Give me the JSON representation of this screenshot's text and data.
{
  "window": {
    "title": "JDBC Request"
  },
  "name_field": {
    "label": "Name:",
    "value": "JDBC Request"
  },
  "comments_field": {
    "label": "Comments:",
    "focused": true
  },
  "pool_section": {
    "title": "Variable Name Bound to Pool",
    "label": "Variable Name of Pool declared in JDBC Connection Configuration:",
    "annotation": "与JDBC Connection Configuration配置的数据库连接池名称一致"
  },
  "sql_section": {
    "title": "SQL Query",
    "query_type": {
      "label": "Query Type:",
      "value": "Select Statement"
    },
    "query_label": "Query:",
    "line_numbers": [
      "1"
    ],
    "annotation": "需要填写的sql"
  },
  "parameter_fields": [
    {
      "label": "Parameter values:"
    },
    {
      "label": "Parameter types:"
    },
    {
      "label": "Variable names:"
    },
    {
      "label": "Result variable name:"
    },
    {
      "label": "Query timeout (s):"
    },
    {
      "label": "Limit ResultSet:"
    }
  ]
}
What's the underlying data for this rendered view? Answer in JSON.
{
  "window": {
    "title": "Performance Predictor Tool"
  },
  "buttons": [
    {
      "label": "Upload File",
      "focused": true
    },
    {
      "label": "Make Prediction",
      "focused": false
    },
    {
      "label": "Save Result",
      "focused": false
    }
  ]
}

____

## What is required
Every line from the one containing "What's the underlying" through the end of the data must be repeated exactly, and no other line.

## Response to the task
What's the underlying data for this rendered view? Answer in JSON.
{
  "window": {
    "title": "Performance Predictor Tool"
  },
  "buttons": [
    {
      "label": "Upload File",
      "focused": true
    },
    {
      "label": "Make Prediction",
      "focused": false
    },
    {
      "label": "Save Result",
      "focused": false
    }
  ]
}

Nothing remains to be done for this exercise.